* _Page extract_:

·····

Court of Appeals of North Carolina.
Aug 6, 2013
749 S.E.2d 110 (N.C. Ct. App. 2013)

Opinion

No. COA13–94.

2013-08-6

STATE of North Carolina, v. Kenneth Shawn LUNSFORD.

Attorney General Roy Cooper, by Special Deputy Attorney General E. Burke Haywood, for the State. Appellate Defender Staples S. Hughes, by Assistant Appellate Defender Charlesena Elliott Walker, for Defendant.


Appeal by defendant from judgment entered 2 August 2012 by Judge Henry W. Hight, Jr. in Alamance County Superior Court. Heard in the Court of Appeals 4 June 2013. Attorney General Roy Cooper, by Special Deputy Attorney General E. Burke Haywood, for the State. Appellate Defender Staples S. Hughes, by Assistant Appellate Defender Charlesena Elliott Walker, for Defendant.
ELMORE, Judge.

Kenneth Shawn Lunsford (defendant) was charged with one count of possession with intent to manufacture and/or sell and/or deliver marijuana, one count of trafficking in cocaine, and one count of possession with intent to sell and/or deliver cocaine. Prior to the presentation of evidence, the State elected not to proceed with the charge of possession with intent to manufacture and/or sell and/or deliver marijuana. The jury found defendant guilty of all remaining charges. Defendant was sentenced to a mandatory term of 175 to 219 months imprisonment for the trafficking conviction and, as a prior level III, to a consecutive term of ten to twelve months imprisonment for the possession with intent to sell and/or deliver cocaine conviction. Judgment and commitment were entered on 2 August 2012. Defendant now appeals. After careful consideration, we conclude that defendant received a trial free from error.

I. Factual Background

On 31 March 2009, Richard Marsh, a patrol and canine officer with the Burlington Police Department, received information regarding possible drug sales on Fitch Street in Burlington. In response, Officer Marsh, Officer Houck, and Officer Spell arranged to attempt a “knock and talk” at 908 Fitch Street, the residence of William Gattis. When the officers arrived at the residence, Officer Spell proceeded to the rear of the house, while Officer Houck knocked on the front door and Officer Marsh provided cover.

A young black male answered the door. Gattis, defendant, and a third black male came out of a bedroom door into the living room; Gattis allowed the officers into the residence. Upon entering, the officers smelled the odor of burning marijuana. Officer Marsh asked permission to search the house, which Gattis denied. Officer Marsh conducted a “protective sweep” of the house to assure that there were no armed suspects in the house. During his walk-through, Officer Marsh saw three bags of marijuana and a hookah pipe in plain view. Accordingly, the officers secured the suspects and obtained a search warrant.

After recovering cocaine, marijuana, cash, a handgun, and ammunition from the residence, the officers searched Gattis, defendant, and a third male. Defendant had over $7,000 in his pocket. After a blind sniff test by K–9 dogs, it was determined that the money had been in contact with narcotics. The officers then searched defendant's vehicle, which was parked outside.

Officer Maurice Hedgepeth of the Burlington Police Department's DEA task force conducted civil asset forfeiture of the $7,000. As protocol, sums over $5,000 are taken to the bank for counting; thus, on 1 April 2009, Officer Hedgepeth took the currency seized from defendant to Wachovia Bank, where it was counted by an electronic counting machine in the presence of two police officers and a bank representative. In exchange for the currency, Officer Hedgepeth was given a certified check made payable to the United States Marshal's Services.

·····

* _Material provided_:
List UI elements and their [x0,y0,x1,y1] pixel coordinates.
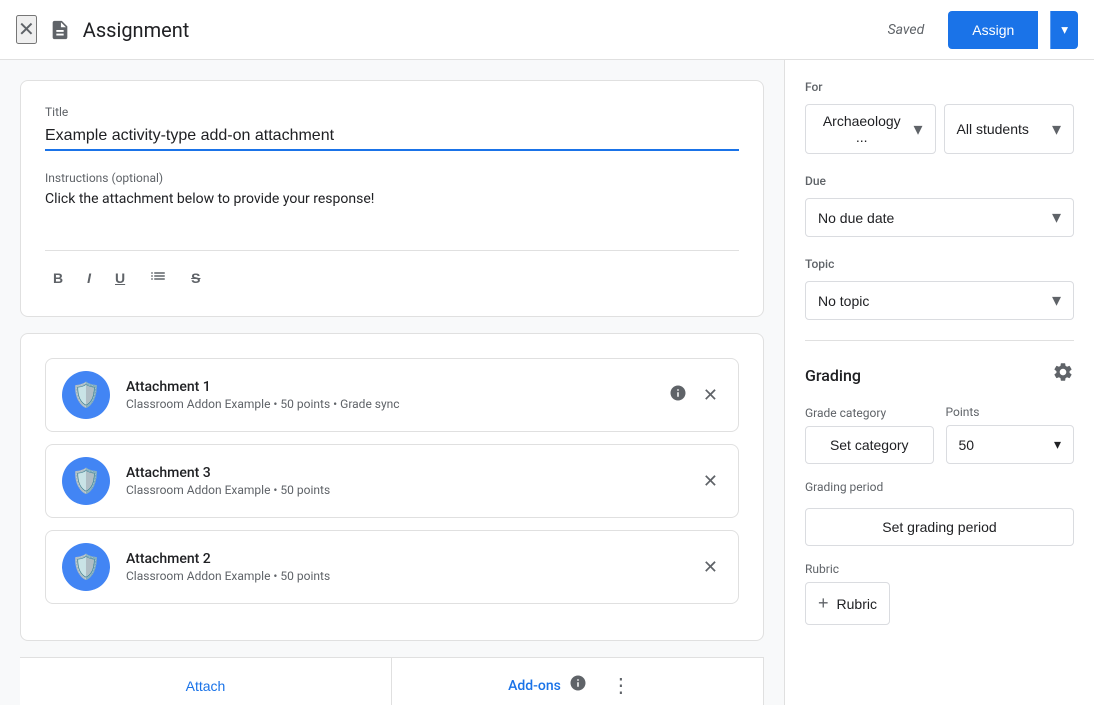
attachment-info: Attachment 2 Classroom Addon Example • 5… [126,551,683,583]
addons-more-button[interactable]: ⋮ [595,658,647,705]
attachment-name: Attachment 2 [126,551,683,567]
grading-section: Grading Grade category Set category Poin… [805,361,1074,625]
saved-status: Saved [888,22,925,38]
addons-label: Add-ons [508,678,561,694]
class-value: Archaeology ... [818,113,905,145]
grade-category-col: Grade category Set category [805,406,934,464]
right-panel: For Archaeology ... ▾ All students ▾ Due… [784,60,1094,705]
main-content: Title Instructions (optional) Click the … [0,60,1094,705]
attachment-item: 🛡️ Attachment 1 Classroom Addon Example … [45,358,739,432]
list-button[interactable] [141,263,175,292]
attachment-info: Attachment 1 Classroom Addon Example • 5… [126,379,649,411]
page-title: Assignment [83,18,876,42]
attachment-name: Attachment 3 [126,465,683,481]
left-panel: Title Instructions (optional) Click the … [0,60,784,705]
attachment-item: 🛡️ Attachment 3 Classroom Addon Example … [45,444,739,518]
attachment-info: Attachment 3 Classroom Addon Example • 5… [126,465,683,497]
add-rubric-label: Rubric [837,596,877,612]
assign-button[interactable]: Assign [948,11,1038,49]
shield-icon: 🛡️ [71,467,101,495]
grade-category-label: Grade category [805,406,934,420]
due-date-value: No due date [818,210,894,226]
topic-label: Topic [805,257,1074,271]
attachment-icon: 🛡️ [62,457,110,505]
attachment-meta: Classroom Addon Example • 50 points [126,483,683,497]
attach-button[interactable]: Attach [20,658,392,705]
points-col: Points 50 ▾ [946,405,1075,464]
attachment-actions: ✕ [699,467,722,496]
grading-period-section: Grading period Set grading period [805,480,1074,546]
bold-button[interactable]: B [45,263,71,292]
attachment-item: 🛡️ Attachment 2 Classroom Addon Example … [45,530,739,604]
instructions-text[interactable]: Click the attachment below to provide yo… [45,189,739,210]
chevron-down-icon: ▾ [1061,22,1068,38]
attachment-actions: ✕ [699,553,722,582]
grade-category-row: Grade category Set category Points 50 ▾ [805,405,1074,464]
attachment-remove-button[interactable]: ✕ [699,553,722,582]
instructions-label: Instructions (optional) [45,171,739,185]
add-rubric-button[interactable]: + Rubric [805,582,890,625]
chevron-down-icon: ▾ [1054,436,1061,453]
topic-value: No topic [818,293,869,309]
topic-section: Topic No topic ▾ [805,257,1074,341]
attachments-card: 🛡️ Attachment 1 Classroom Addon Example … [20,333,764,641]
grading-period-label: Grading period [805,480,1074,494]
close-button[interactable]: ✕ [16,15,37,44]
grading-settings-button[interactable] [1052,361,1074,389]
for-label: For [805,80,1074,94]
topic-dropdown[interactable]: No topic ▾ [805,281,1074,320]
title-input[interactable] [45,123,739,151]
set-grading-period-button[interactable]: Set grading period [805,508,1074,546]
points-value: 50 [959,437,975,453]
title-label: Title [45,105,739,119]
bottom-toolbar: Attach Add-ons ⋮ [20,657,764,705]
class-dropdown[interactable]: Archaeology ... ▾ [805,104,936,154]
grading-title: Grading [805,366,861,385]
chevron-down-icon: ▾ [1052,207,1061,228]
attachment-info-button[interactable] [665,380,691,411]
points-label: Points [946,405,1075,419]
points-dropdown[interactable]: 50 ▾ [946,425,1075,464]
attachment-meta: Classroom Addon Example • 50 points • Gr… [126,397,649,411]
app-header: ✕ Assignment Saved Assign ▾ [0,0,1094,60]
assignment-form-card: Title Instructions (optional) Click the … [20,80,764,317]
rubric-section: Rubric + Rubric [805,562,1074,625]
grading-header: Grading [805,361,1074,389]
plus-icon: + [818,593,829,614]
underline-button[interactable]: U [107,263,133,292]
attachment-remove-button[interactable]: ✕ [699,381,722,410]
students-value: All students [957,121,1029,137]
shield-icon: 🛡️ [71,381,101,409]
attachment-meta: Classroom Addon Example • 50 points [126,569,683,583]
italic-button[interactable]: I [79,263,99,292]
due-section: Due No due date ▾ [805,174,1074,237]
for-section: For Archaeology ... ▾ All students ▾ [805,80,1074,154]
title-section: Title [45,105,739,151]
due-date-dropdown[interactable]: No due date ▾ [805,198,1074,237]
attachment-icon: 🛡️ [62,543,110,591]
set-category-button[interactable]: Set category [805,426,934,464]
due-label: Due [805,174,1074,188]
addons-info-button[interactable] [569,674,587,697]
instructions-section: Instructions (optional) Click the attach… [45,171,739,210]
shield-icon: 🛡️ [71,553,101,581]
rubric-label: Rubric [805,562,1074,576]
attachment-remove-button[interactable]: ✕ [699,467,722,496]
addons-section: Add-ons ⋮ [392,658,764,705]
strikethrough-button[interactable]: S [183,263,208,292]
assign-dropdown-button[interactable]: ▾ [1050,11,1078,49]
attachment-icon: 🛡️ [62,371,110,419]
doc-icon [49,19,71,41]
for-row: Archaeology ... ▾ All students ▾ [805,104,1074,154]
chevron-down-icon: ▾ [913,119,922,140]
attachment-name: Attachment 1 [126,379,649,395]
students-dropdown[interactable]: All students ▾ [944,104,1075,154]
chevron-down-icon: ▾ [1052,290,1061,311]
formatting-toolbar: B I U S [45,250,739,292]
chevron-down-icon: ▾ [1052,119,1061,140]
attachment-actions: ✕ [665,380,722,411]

·····

* _Challenges_:
**a.** Answer these questions using the court opinion excerpt.
(i) On what date was the judgment against the defendant entered?
(ii) At what address did the officers attempt the "knock and talk"?
(iii) At which bank was the seized currency counted?
**b.** From the court opinion excerpt, reproduce everything from "Officer Maurice Hedgepeth" down to "States Marshal's Services.".
**c.** List every police officer named in the court opinion excerpt.

* _Solutions below_:
**a.**
(i) 2 August 2012
(ii) 908 Fitch Street
(iii) Wachovia Bank

**b.**
Officer Maurice Hedgepeth of the Burlington Police Department's DEA task force conducted civil asset forfeiture of the $7,000. As protocol, sums over $5,000 are taken to the bank for counting; thus, on 1 April 2009, Officer Hedgepeth took the currency seized from defendant to Wachovia Bank, where it was counted by an electronic counting machine in the presence of two police officers and a bank representative. In exchange for the currency, Officer Hedgepeth was given a certified check made payable to the United States Marshal's Services.

**c.**
Richard Marsh
Officer Houck
Officer Spell
Maurice Hedgepeth